*Record extracts:*
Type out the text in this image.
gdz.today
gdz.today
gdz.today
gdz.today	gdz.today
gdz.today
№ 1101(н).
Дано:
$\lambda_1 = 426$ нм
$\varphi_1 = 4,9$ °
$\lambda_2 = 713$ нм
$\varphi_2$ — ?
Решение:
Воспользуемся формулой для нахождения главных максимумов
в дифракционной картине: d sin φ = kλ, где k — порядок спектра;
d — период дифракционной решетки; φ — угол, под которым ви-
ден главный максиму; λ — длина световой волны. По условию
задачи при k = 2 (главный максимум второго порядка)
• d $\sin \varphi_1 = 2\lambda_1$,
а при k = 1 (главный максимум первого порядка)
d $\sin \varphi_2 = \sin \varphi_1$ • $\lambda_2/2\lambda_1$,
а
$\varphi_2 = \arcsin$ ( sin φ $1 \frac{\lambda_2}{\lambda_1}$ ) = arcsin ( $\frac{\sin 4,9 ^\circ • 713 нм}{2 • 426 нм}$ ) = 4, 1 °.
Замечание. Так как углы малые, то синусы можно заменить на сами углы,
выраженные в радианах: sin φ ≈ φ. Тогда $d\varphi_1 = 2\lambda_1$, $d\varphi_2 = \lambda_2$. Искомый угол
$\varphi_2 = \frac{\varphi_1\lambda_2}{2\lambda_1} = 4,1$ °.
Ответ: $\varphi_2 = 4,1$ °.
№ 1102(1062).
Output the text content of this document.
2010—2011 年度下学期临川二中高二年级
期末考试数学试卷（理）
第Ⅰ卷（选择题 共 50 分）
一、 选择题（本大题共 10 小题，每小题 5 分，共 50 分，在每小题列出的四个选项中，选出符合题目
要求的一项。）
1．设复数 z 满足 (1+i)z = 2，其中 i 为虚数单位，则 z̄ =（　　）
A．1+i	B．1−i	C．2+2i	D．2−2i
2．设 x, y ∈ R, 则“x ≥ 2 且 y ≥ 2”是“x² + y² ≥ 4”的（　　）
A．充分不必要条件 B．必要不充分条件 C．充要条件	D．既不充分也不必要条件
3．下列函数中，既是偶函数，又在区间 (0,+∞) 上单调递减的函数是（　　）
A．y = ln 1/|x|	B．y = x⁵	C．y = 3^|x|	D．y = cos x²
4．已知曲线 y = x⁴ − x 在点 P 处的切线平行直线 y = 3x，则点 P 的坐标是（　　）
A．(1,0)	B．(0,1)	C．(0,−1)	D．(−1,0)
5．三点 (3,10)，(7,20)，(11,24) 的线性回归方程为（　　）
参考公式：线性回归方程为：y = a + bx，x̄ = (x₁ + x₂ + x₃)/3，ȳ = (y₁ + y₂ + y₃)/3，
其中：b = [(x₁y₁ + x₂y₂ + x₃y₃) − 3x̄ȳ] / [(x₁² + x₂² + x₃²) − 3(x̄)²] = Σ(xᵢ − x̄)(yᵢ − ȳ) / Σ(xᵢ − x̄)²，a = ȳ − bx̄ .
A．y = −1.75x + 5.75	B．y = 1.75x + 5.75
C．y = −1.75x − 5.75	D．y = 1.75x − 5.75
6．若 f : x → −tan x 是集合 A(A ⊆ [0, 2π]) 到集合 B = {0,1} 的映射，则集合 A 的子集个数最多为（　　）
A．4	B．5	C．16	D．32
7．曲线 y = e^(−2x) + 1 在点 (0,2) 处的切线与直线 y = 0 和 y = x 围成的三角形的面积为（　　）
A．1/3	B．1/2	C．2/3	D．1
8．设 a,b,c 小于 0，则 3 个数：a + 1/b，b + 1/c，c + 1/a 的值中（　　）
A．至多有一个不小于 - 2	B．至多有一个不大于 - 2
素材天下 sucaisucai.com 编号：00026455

==

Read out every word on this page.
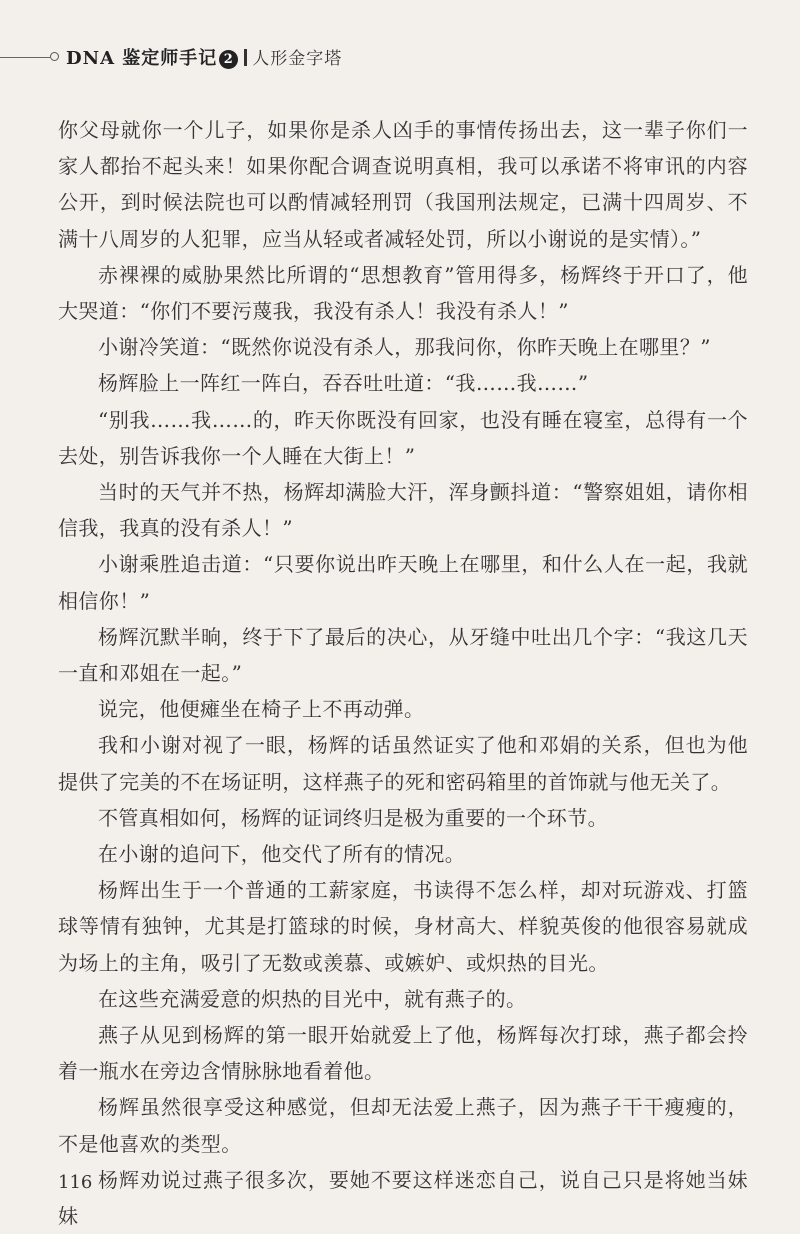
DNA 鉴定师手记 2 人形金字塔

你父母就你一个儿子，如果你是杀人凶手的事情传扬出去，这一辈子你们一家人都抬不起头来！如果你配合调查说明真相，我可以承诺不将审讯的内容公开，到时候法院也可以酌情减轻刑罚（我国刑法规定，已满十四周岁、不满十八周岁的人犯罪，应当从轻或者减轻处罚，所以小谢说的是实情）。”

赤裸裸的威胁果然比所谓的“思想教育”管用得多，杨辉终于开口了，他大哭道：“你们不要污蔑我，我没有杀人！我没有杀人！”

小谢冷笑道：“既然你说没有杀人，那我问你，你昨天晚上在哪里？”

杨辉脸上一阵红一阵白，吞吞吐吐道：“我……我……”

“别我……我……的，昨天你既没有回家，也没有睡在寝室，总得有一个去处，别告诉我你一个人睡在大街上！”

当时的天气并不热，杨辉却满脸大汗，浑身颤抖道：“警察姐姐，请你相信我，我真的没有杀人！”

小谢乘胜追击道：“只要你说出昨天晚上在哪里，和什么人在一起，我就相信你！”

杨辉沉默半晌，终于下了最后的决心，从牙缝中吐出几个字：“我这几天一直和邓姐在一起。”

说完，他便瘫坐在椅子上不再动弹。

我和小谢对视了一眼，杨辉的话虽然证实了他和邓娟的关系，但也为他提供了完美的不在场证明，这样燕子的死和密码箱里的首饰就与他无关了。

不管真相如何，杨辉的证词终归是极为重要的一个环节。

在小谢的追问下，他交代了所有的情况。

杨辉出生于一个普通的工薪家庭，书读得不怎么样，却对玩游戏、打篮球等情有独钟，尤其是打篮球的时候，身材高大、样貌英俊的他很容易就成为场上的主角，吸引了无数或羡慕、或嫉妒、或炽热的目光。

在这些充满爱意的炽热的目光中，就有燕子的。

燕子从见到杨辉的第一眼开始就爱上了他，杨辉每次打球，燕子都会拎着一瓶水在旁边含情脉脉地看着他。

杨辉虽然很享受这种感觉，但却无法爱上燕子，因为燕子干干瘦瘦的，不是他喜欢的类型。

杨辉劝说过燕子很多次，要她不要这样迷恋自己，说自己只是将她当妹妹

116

...

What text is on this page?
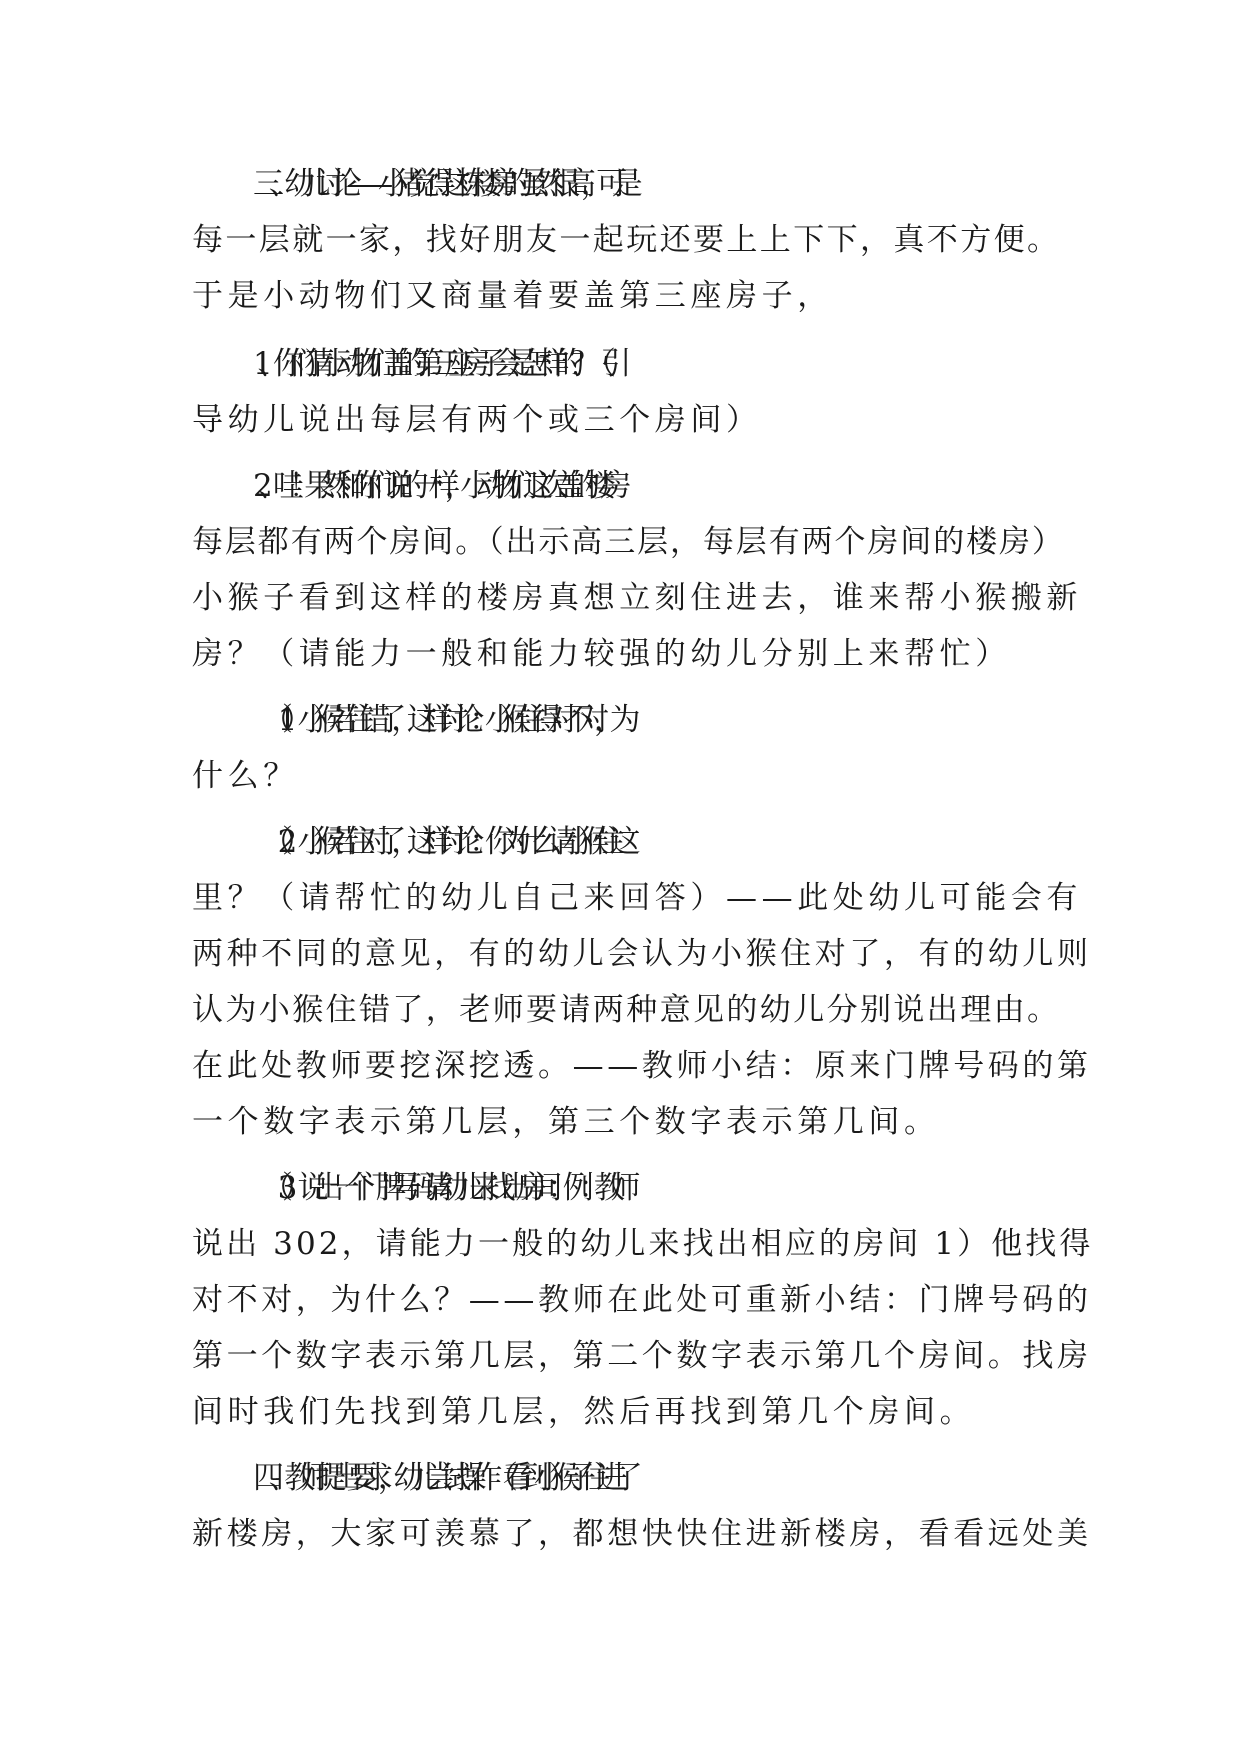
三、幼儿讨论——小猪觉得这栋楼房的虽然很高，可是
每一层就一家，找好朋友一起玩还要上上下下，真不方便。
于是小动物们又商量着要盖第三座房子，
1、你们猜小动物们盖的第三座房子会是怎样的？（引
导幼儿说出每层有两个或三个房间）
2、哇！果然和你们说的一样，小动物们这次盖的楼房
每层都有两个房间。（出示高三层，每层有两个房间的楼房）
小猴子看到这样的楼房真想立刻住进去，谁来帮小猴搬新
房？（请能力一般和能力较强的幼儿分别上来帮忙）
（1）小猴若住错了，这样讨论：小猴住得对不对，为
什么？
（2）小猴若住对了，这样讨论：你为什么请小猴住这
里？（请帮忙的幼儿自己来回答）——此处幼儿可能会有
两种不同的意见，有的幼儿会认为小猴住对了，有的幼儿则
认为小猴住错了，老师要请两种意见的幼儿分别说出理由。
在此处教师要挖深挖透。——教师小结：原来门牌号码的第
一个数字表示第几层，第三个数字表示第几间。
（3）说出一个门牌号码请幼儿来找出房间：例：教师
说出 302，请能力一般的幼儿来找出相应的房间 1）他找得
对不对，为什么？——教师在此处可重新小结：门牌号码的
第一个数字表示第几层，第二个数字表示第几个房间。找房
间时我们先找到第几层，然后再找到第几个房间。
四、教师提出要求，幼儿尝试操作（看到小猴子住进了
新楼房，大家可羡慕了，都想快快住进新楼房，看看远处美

*Your goal:*
Go through the entries and return each line where the word "порядка" appears.

*Output below:*
задачи при k = 2 (главный максимум второго порядка)
а при k = 1 (главный максимум первого порядка)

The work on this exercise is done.